> **STATED TASK**
Restate the entries word for word, omitting nothing.

> **DATASET RECORDS**
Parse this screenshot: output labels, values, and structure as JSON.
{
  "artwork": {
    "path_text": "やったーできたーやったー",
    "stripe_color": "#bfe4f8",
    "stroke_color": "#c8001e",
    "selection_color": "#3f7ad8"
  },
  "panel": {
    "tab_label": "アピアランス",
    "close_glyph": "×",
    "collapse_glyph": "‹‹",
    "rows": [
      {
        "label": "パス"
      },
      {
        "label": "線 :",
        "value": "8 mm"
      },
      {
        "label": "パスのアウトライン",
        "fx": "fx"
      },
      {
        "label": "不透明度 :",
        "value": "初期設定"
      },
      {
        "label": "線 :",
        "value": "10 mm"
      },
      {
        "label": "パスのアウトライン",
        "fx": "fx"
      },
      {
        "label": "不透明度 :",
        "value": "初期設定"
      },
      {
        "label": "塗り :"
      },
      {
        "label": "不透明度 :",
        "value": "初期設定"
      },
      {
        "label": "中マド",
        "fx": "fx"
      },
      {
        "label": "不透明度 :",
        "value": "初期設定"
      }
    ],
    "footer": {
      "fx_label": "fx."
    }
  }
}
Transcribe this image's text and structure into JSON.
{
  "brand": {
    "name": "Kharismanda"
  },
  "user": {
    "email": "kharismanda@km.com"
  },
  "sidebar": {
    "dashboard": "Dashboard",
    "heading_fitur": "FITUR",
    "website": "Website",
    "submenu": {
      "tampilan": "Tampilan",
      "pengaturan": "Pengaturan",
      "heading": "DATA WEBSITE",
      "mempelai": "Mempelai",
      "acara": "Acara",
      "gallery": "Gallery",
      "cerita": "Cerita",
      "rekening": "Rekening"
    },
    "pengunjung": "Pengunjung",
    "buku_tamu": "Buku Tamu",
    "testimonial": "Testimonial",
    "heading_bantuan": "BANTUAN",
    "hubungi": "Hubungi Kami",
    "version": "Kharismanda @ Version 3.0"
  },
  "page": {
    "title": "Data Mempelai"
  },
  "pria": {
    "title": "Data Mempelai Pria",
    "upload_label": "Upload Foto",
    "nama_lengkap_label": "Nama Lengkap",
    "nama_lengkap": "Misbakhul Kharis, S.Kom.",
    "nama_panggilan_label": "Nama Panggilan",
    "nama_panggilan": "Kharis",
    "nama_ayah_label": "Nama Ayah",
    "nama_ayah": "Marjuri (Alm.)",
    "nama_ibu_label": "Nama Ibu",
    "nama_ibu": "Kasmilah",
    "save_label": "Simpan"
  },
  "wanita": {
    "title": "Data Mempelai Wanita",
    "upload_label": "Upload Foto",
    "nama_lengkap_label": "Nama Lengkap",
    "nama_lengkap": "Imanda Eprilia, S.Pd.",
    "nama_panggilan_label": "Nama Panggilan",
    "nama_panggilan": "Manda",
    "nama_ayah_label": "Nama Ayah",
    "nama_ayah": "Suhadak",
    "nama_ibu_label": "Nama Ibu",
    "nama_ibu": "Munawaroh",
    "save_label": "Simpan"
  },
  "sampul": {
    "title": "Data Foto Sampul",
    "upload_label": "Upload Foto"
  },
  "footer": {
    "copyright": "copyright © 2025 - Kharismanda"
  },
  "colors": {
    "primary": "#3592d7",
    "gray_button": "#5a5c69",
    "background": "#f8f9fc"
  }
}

> **ANSWER BELOW**
Parse this screenshot: output labels, values, and structure as JSON.
{
  "artwork": {
    "path_text": "やったーできたーやったー",
    "stripe_color": "#bfe4f8",
    "stroke_color": "#c8001e",
    "selection_color": "#3f7ad8"
  },
  "panel": {
    "tab_label": "アピアランス",
    "close_glyph": "×",
    "collapse_glyph": "‹‹",
    "rows": [
      {
        "label": "パス"
      },
      {
        "label": "線 :",
        "value": "8 mm"
      },
      {
        "label": "パスのアウトライン",
        "fx": "fx"
      },
      {
        "label": "不透明度 :",
        "value": "初期設定"
      },
      {
        "label": "線 :",
        "value": "10 mm"
      },
      {
        "label": "パスのアウトライン",
        "fx": "fx"
      },
      {
        "label": "不透明度 :",
        "value": "初期設定"
      },
      {
        "label": "塗り :"
      },
      {
        "label": "不透明度 :",
        "value": "初期設定"
      },
      {
        "label": "中マド",
        "fx": "fx"
      },
      {
        "label": "不透明度 :",
        "value": "初期設定"
      }
    ],
    "footer": {
      "fx_label": "fx."
    }
  }
}
Transcribe this image's text and structure into JSON.
{
  "brand": {
    "name": "Kharismanda"
  },
  "user": {
    "email": "kharismanda@km.com"
  },
  "sidebar": {
    "dashboard": "Dashboard",
    "heading_fitur": "FITUR",
    "website": "Website",
    "submenu": {
      "tampilan": "Tampilan",
      "pengaturan": "Pengaturan",
      "heading": "DATA WEBSITE",
      "mempelai": "Mempelai",
      "acara": "Acara",
      "gallery": "Gallery",
      "cerita": "Cerita",
      "rekening": "Rekening"
    },
    "pengunjung": "Pengunjung",
    "buku_tamu": "Buku Tamu",
    "testimonial": "Testimonial",
    "heading_bantuan": "BANTUAN",
    "hubungi": "Hubungi Kami",
    "version": "Kharismanda @ Version 3.0"
  },
  "page": {
    "title": "Data Mempelai"
  },
  "pria": {
    "title": "Data Mempelai Pria",
    "upload_label": "Upload Foto",
    "nama_lengkap_label": "Nama Lengkap",
    "nama_lengkap": "Misbakhul Kharis, S.Kom.",
    "nama_panggilan_label": "Nama Panggilan",
    "nama_panggilan": "Kharis",
    "nama_ayah_label": "Nama Ayah",
    "nama_ayah": "Marjuri (Alm.)",
    "nama_ibu_label": "Nama Ibu",
    "nama_ibu": "Kasmilah",
    "save_label": "Simpan"
  },
  "wanita": {
    "title": "Data Mempelai Wanita",
    "upload_label": "Upload Foto",
    "nama_lengkap_label": "Nama Lengkap",
    "nama_lengkap": "Imanda Eprilia, S.Pd.",
    "nama_panggilan_label": "Nama Panggilan",
    "nama_panggilan": "Manda",
    "nama_ayah_label": "Nama Ayah",
    "nama_ayah": "Suhadak",
    "nama_ibu_label": "Nama Ibu",
    "nama_ibu": "Munawaroh",
    "save_label": "Simpan"
  },
  "sampul": {
    "title": "Data Foto Sampul",
    "upload_label": "Upload Foto"
  },
  "footer": {
    "copyright": "copyright © 2025 - Kharismanda"
  },
  "colors": {
    "primary": "#3592d7",
    "gray_button": "#5a5c69",
    "background": "#f8f9fc"
  }
}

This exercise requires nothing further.